#### Stated problem
Images do not belong in the copy. Retype all the entries below exactly.

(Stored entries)
___

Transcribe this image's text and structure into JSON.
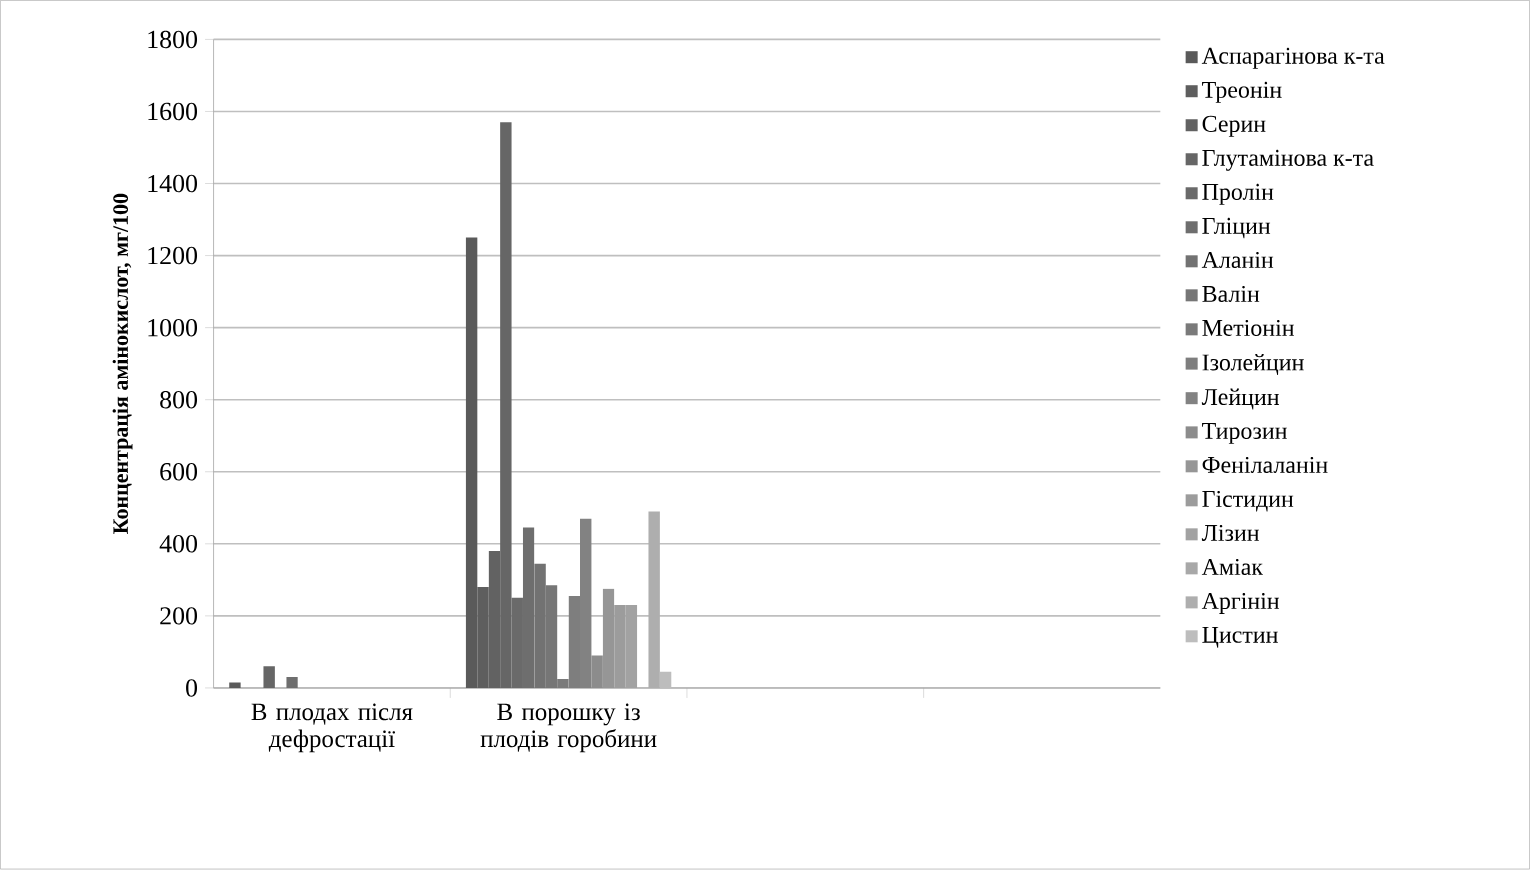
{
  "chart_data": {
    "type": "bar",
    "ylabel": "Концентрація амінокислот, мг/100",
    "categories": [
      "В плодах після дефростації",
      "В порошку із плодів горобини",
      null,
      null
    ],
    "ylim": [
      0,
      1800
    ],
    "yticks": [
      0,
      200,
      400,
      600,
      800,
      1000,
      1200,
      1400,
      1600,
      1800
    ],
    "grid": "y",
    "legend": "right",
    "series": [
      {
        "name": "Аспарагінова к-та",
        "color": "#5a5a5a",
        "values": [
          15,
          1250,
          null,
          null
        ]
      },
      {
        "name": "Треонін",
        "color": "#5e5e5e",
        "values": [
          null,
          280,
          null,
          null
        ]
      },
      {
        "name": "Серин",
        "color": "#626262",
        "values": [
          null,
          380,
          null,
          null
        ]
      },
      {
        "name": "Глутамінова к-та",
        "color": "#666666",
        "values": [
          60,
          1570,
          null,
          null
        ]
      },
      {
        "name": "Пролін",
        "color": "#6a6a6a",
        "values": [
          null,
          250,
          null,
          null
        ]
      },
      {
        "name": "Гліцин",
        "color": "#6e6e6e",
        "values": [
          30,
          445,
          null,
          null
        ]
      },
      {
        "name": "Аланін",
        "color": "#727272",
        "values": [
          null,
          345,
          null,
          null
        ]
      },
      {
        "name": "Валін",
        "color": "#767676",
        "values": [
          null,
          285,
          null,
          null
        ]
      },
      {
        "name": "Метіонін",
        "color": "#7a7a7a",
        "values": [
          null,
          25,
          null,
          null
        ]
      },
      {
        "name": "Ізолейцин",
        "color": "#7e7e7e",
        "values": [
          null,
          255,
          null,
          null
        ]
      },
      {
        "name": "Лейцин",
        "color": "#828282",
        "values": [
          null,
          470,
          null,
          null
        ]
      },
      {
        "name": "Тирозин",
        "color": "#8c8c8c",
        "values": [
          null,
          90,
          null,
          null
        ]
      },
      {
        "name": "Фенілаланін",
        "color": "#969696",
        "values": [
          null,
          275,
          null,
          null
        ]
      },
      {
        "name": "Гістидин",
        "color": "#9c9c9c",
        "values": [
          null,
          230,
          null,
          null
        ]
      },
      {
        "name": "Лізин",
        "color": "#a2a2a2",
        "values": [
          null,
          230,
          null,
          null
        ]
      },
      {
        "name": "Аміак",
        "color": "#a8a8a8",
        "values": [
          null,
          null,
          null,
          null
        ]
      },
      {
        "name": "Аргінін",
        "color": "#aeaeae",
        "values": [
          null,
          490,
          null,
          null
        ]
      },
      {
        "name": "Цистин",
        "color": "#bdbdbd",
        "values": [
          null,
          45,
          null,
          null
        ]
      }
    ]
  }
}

___

#### Result for this task
Transcribe this image's text and structure into JSON.
{
  "chart_data": {
    "type": "bar",
    "ylabel": "Концентрація амінокислот, мг/100",
    "categories": [
      "В плодах після дефростації",
      "В порошку із плодів горобини",
      null,
      null
    ],
    "ylim": [
      0,
      1800
    ],
    "yticks": [
      0,
      200,
      400,
      600,
      800,
      1000,
      1200,
      1400,
      1600,
      1800
    ],
    "grid": "y",
    "legend": "right",
    "series": [
      {
        "name": "Аспарагінова к-та",
        "color": "#5a5a5a",
        "values": [
          15,
          1250,
          null,
          null
        ]
      },
      {
        "name": "Треонін",
        "color": "#5e5e5e",
        "values": [
          null,
          280,
          null,
          null
        ]
      },
      {
        "name": "Серин",
        "color": "#626262",
        "values": [
          null,
          380,
          null,
          null
        ]
      },
      {
        "name": "Глутамінова к-та",
        "color": "#666666",
        "values": [
          60,
          1570,
          null,
          null
        ]
      },
      {
        "name": "Пролін",
        "color": "#6a6a6a",
        "values": [
          null,
          250,
          null,
          null
        ]
      },
      {
        "name": "Гліцин",
        "color": "#6e6e6e",
        "values": [
          30,
          445,
          null,
          null
        ]
      },
      {
        "name": "Аланін",
        "color": "#727272",
        "values": [
          null,
          345,
          null,
          null
        ]
      },
      {
        "name": "Валін",
        "color": "#767676",
        "values": [
          null,
          285,
          null,
          null
        ]
      },
      {
        "name": "Метіонін",
        "color": "#7a7a7a",
        "values": [
          null,
          25,
          null,
          null
        ]
      },
      {
        "name": "Ізолейцин",
        "color": "#7e7e7e",
        "values": [
          null,
          255,
          null,
          null
        ]
      },
      {
        "name": "Лейцин",
        "color": "#828282",
        "values": [
          null,
          470,
          null,
          null
        ]
      },
      {
        "name": "Тирозин",
        "color": "#8c8c8c",
        "values": [
          null,
          90,
          null,
          null
        ]
      },
      {
        "name": "Фенілаланін",
        "color": "#969696",
        "values": [
          null,
          275,
          null,
          null
        ]
      },
      {
        "name": "Гістидин",
        "color": "#9c9c9c",
        "values": [
          null,
          230,
          null,
          null
        ]
      },
      {
        "name": "Лізин",
        "color": "#a2a2a2",
        "values": [
          null,
          230,
          null,
          null
        ]
      },
      {
        "name": "Аміак",
        "color": "#a8a8a8",
        "values": [
          null,
          null,
          null,
          null
        ]
      },
      {
        "name": "Аргінін",
        "color": "#aeaeae",
        "values": [
          null,
          490,
          null,
          null
        ]
      },
      {
        "name": "Цистин",
        "color": "#bdbdbd",
        "values": [
          null,
          45,
          null,
          null
        ]
      }
    ]
  }
}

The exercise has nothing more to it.